Data provided
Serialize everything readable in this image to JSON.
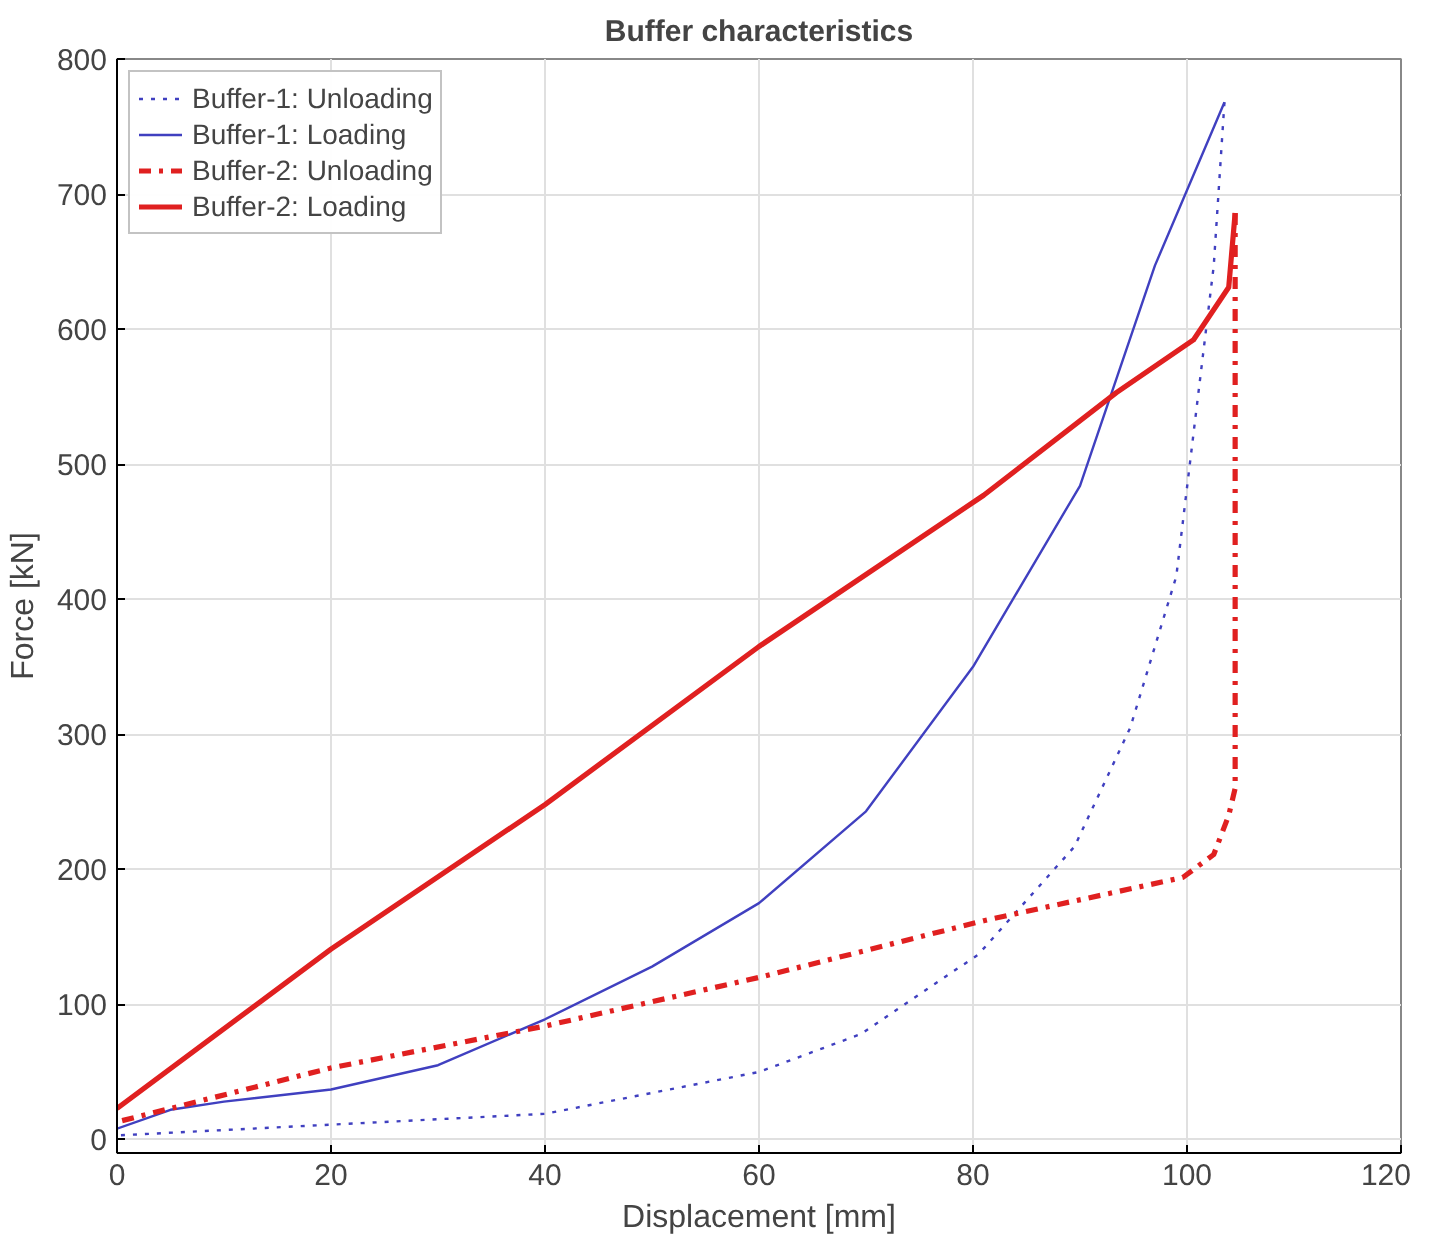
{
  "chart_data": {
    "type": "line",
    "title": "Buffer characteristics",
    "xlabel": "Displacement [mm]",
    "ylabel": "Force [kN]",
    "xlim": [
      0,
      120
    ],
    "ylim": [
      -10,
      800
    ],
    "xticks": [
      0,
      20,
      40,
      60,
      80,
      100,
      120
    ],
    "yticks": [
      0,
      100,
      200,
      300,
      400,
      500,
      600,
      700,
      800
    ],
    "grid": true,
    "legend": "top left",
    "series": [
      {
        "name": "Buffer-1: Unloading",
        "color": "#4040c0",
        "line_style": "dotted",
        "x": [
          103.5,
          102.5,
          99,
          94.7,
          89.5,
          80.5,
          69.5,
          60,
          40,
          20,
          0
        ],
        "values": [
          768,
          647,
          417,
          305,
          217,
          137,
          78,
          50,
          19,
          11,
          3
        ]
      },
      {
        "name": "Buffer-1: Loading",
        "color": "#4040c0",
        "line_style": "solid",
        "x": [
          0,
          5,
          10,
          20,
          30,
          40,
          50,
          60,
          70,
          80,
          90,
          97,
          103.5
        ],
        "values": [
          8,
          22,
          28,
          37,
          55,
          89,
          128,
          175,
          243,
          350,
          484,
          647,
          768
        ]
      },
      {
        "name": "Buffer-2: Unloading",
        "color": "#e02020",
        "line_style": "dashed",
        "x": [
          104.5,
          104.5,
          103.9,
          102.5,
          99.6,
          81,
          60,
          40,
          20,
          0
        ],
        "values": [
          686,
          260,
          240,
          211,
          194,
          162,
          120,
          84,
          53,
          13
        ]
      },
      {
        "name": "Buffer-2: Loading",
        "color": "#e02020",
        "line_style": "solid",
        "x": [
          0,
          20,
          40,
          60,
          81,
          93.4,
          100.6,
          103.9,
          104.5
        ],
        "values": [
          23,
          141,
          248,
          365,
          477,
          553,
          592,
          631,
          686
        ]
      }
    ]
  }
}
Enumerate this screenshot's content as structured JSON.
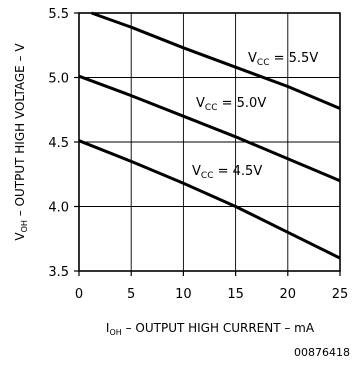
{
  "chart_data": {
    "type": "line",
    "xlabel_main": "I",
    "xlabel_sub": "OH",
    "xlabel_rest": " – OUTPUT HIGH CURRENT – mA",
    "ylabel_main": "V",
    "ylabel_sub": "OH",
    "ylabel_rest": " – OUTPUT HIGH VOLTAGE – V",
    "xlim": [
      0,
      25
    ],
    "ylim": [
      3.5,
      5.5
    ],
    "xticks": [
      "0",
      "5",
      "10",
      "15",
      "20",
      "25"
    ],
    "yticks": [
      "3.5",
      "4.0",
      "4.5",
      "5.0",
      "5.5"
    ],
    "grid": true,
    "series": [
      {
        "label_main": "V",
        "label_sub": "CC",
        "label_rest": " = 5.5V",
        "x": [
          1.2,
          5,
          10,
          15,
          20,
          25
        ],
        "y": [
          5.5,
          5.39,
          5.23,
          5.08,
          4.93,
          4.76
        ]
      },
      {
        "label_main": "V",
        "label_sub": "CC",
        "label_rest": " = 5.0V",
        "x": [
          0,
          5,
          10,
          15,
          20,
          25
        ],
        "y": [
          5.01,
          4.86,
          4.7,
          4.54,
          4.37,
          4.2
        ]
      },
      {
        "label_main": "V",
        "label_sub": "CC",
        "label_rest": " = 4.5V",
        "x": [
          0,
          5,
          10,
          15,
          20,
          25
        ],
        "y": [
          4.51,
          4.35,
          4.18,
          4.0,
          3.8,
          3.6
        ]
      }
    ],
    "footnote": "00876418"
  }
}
...
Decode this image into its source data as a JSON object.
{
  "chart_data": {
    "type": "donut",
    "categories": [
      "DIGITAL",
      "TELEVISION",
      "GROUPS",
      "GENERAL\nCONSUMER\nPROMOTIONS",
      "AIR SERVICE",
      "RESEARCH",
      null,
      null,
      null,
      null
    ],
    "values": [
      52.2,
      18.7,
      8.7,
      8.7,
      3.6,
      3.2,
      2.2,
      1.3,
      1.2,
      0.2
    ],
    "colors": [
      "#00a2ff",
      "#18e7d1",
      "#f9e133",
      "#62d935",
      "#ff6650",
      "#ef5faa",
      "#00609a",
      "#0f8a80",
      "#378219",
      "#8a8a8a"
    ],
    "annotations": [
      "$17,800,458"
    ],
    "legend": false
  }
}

What is expected
Go through the records above and copy every line with the word "JSON".

The output
Serialize everything readable in this image to JSON.
Enumerate this screenshot's content as structured JSON.
Decode this image into its source data as a JSON object.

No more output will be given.